• **EXTRACT TO READ**:
Fritz Henglein has done some interesting work on fast sorting/grouping. I think Generic Discrimination Sorting and Partitioning Unshared Data in Linear Time[1] is the main paper. Ed Kmett took those ideas and refined them into the discrimination[2] library for Haskell, and gave a very interesting tech talk about it[3].

[1]: https://dl.acm.org/doi/epdf/10.1145/1411203.1411220

[2]: https://hackage.haskell.org/package/discrimination

[3]: https://www.youtube.com/watch?v=cB8DapKQz-I

dnnddidiej 1 hour ago|||

For humans binary searching a dict is slower because it requires a different physical action vs. scanning and we have advanced OCR and flipping through capabilites. Especially recognizing when something hasnt changed e.g. still on Es keep flipping is maybe 10ms.

theptip 1 hour ago||

No the point is you know exactly where T is just by looking at the dictionary (or at least, you learn this if you use a dictionary a lot).

IOW your prior on the data distribution lets you skip the first 4-5 binary chops.

rixed 10 hours ago|||

> it's worth pointing out that binary search (or low-level implementation variants) is the best only if you know nothing about the data beyond the fact that it is sorted / monotonic

Also if you do not learn anything about the data while performing the binary search, no? Like, if you are constantly below the estimate, you could gess that the distribution is biases toward large values and adjust your guess based on this prediction.

ssivark 6 hours ago|||

> Also [IFF] you do not learn anything about the data while performing the binary search, no?

Yes, absolutely!

I forgot to share this general perspective above, and it's too late to edit, so I'll add it here...

Since binary search assumes only monotonicity; splitting your interval into two equal parts extracts one bit of information per step, and any other choice would extract less information on average. One bit of information per step is how you end up needing log(n) steps to find the answer.

To accelerate your search, you basically need to extract those log(n) bits as fast as you can. You can think of that as leveraging both the prior, and everything you learn along the way -- to adaptively design each step to be the optimal experiment to extract maximum amount of information. And adaptive local models of your search space (gradient / hessian / etc) allow you to extract many more bits of information from each query / experiment, provided the function you are inverting has some local structure.

PS: That is why we leverage these ideas to "search" for the optimum, among a space of solutions.

molf 9 hours ago||||

It's not possible to learn anything about other elements when performing binary search, _except_ the only thing there is to learn: if the target is before or after the recently compared element.

If we would guess that there is a bias in the distribution based on recently seen elements, the guess is at least as likely to be wrong as it is to be right. And if we guess incorrectly, in the worst case, the algorithm degrades to a linear scan.

Unless we have prior knowledge. For example: if there is a particular distribution, or if we know we're dealing with integers without any repetition (i.e. each element is strictly greater than the previous one), etc.

• **RECORDS**:
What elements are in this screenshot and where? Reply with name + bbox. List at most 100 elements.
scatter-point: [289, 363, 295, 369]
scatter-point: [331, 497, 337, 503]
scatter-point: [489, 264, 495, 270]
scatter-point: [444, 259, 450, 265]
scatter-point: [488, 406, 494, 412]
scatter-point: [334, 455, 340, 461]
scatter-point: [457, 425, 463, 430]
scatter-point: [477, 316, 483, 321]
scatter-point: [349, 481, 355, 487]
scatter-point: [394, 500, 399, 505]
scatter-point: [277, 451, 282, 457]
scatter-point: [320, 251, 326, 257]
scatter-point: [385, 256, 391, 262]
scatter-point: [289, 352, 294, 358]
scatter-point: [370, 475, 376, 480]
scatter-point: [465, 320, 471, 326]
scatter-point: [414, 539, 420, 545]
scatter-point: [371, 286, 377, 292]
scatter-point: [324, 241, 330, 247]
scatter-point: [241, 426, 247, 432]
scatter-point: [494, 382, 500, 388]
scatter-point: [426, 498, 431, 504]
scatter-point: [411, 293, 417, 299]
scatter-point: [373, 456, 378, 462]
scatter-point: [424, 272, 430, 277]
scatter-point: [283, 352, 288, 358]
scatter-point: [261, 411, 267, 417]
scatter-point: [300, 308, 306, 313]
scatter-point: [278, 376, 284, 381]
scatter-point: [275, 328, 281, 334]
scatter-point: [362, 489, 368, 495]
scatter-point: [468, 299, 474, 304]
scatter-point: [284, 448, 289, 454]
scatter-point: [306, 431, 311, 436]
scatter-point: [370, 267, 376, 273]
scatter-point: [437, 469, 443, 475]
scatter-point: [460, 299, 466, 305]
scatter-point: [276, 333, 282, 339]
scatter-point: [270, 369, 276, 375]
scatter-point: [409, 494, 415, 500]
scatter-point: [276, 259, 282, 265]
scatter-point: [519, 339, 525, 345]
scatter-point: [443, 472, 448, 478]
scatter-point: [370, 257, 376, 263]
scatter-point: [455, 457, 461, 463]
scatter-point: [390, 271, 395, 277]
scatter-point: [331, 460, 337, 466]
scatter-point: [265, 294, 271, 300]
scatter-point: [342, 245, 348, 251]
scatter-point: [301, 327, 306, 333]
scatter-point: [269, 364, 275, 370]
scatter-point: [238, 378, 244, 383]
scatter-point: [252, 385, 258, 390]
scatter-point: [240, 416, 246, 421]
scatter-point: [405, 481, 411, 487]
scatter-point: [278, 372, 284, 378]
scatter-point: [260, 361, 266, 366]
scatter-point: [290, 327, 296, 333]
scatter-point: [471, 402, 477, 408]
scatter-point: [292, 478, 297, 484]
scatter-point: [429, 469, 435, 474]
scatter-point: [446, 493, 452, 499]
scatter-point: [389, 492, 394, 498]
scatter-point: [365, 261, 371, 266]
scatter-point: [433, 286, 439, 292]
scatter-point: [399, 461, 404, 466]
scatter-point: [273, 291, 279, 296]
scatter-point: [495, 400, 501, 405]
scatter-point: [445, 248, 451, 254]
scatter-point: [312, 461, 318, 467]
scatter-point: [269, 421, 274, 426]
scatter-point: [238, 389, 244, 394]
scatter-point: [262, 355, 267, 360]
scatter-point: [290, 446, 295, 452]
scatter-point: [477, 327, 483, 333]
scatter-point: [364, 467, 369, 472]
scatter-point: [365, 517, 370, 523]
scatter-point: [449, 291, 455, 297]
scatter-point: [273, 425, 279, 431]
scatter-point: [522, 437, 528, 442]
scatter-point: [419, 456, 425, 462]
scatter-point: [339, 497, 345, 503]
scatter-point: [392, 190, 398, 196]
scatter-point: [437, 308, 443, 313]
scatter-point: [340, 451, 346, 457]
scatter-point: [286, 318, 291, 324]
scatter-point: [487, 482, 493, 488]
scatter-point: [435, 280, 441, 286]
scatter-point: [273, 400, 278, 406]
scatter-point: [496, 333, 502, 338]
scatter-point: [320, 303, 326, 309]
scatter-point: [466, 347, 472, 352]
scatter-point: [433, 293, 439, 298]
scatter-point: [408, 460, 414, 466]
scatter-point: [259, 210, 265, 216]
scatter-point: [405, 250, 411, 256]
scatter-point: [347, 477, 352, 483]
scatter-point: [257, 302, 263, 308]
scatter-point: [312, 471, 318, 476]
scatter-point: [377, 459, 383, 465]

• **WRITTEN INSTRUCTION 1**: Can you write out the part of the binary search thread between "rixed 10 hours" and "Yes, absolutely!", inclusive?
• **WRITTEN INSTRUCTION 2**: Can you put the records, from their first line through the line holding "scatter-point: [477, 316, 483, 321]", inclusive, into a numbered list with blank lines left out?
The records have no connection to the forum thread on binary search.

• **EXERCISE ANSWER 1**:
rixed 10 hours ago|||

> it's worth pointing out that binary search (or low-level implementation variants) is the best only if you know nothing about the data beyond the fact that it is sorted / monotonic

Also if you do not learn anything about the data while performing the binary search, no? Like, if you are constantly below the estimate, you could gess that the distribution is biases toward large values and adjust your guess based on this prediction.

ssivark 6 hours ago|||

> Also [IFF] you do not learn anything about the data while performing the binary search, no?

Yes, absolutely!

• **EXERCISE ANSWER 2**:
1. What elements are in this screenshot and where? Reply with name + bbox. List at most 100 elements.
2. scatter-point: [289, 363, 295, 369]
3. scatter-point: [331, 497, 337, 503]
4. scatter-point: [489, 264, 495, 270]
5. scatter-point: [444, 259, 450, 265]
6. scatter-point: [488, 406, 494, 412]
7. scatter-point: [334, 455, 340, 461]
8. scatter-point: [457, 425, 463, 430]
9. scatter-point: [477, 316, 483, 321]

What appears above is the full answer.